→ **Data records**:

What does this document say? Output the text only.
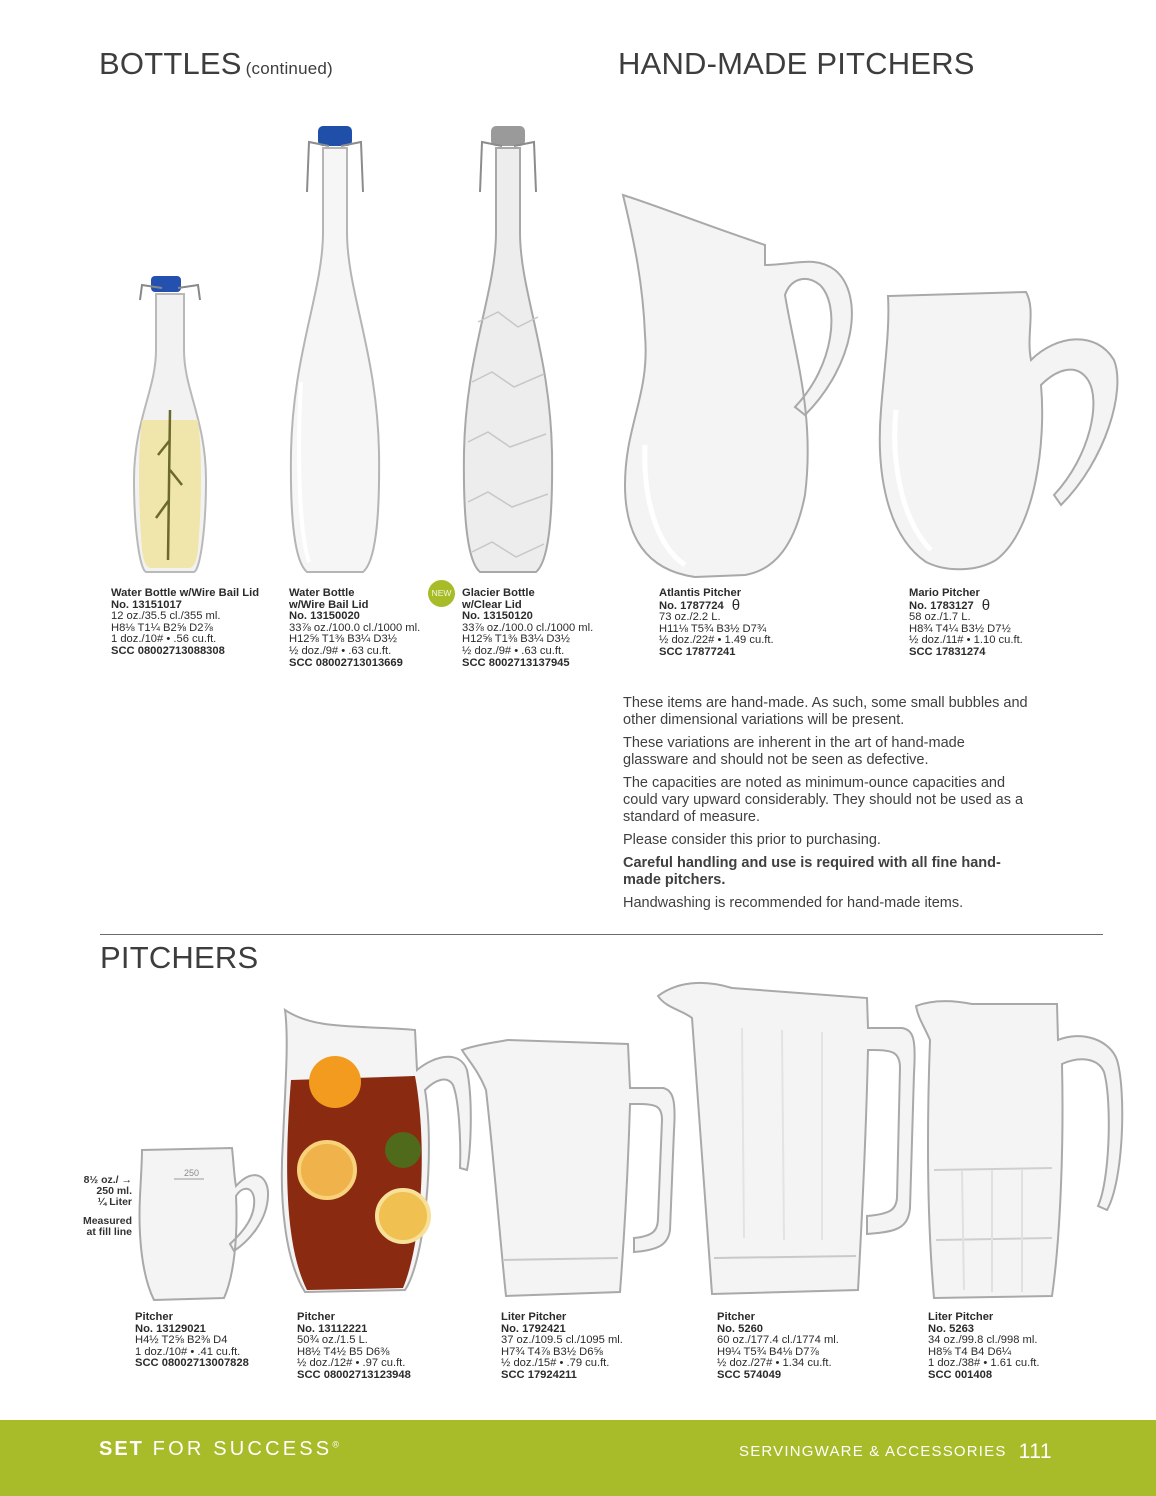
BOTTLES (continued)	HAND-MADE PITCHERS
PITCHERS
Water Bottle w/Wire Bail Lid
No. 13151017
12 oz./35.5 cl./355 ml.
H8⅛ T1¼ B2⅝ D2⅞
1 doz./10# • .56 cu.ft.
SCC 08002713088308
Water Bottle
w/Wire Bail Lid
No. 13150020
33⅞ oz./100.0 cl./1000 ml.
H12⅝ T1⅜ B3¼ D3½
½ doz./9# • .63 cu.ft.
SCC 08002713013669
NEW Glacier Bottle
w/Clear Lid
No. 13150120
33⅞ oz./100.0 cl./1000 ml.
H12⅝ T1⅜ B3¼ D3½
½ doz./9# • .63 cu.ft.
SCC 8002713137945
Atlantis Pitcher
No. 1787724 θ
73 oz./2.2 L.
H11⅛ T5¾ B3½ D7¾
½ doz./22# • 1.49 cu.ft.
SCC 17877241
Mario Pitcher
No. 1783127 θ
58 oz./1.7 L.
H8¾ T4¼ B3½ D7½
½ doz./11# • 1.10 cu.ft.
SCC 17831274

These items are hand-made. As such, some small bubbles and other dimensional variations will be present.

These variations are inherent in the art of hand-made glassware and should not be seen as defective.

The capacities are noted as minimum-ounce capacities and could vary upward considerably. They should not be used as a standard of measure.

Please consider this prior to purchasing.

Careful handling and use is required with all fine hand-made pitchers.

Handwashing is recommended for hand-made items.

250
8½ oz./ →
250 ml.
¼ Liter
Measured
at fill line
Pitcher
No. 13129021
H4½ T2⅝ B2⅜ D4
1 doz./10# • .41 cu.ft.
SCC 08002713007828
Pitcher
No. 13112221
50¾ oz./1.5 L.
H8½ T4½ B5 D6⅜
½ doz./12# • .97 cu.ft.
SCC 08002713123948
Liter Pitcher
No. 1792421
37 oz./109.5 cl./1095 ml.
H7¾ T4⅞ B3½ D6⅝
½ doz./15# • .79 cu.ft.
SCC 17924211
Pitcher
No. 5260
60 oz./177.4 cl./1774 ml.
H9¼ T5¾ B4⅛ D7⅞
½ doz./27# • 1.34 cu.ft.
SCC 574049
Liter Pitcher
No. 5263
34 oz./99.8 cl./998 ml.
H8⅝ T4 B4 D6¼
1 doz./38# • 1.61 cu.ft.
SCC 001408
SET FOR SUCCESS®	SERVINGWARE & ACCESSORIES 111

→ **Work required**: Using the data above, write out every line exactly, leaving the images behind.

→ **Solution to this exercise**:
What does this document say? Output the text only.
BOTTLES (continued)	HAND-MADE PITCHERS
PITCHERS
Water Bottle w/Wire Bail Lid
No. 13151017
12 oz./35.5 cl./355 ml.
H8⅛ T1¼ B2⅝ D2⅞
1 doz./10# • .56 cu.ft.
SCC 08002713088308
Water Bottle
w/Wire Bail Lid
No. 13150020
33⅞ oz./100.0 cl./1000 ml.
H12⅝ T1⅜ B3¼ D3½
½ doz./9# • .63 cu.ft.
SCC 08002713013669
NEW Glacier Bottle
w/Clear Lid
No. 13150120
33⅞ oz./100.0 cl./1000 ml.
H12⅝ T1⅜ B3¼ D3½
½ doz./9# • .63 cu.ft.
SCC 8002713137945
Atlantis Pitcher
No. 1787724 θ
73 oz./2.2 L.
H11⅛ T5¾ B3½ D7¾
½ doz./22# • 1.49 cu.ft.
SCC 17877241
Mario Pitcher
No. 1783127 θ
58 oz./1.7 L.
H8¾ T4¼ B3½ D7½
½ doz./11# • 1.10 cu.ft.
SCC 17831274

These items are hand-made. As such, some small bubbles and other dimensional variations will be present.

These variations are inherent in the art of hand-made glassware and should not be seen as defective.

The capacities are noted as minimum-ounce capacities and could vary upward considerably. They should not be used as a standard of measure.

Please consider this prior to purchasing.

Careful handling and use is required with all fine hand-made pitchers.

Handwashing is recommended for hand-made items.

250
8½ oz./ →
250 ml.
¼ Liter
Measured
at fill line
Pitcher
No. 13129021
H4½ T2⅝ B2⅜ D4
1 doz./10# • .41 cu.ft.
SCC 08002713007828
Pitcher
No. 13112221
50¾ oz./1.5 L.
H8½ T4½ B5 D6⅜
½ doz./12# • .97 cu.ft.
SCC 08002713123948
Liter Pitcher
No. 1792421
37 oz./109.5 cl./1095 ml.
H7¾ T4⅞ B3½ D6⅝
½ doz./15# • .79 cu.ft.
SCC 17924211
Pitcher
No. 5260
60 oz./177.4 cl./1774 ml.
H9¼ T5¾ B4⅛ D7⅞
½ doz./27# • 1.34 cu.ft.
SCC 574049
Liter Pitcher
No. 5263
34 oz./99.8 cl./998 ml.
H8⅝ T4 B4 D6¼
1 doz./38# • 1.61 cu.ft.
SCC 001408
SET FOR SUCCESS®	SERVINGWARE & ACCESSORIES 111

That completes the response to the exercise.